>>
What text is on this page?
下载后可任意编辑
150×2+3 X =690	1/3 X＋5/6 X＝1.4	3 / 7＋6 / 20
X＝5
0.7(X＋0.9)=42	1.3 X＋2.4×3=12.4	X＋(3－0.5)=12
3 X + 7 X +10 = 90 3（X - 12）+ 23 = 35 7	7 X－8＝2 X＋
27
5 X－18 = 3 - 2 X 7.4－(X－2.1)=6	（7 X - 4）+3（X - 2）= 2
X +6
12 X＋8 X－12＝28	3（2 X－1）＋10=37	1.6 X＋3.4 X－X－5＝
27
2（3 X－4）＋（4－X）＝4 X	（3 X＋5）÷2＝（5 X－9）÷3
<<
#### [AIM]
Working from the material above, retype it in its entirety without change.

#### [WRITTEN RESPONSE]
What text is on this page?
下载后可任意编辑
150×2+3 X =690	1/3 X＋5/6 X＝1.4	3 / 7＋6 / 20
X＝5
0.7(X＋0.9)=42	1.3 X＋2.4×3=12.4	X＋(3－0.5)=12
3 X + 7 X +10 = 90 3（X - 12）+ 23 = 35 7	7 X－8＝2 X＋
27
5 X－18 = 3 - 2 X 7.4－(X－2.1)=6	（7 X - 4）+3（X - 2）= 2
X +6
12 X＋8 X－12＝28	3（2 X－1）＋10=37	1.6 X＋3.4 X－X－5＝
27
2（3 X－4）＋（4－X）＝4 X	（3 X＋5）÷2＝（5 X－9）÷3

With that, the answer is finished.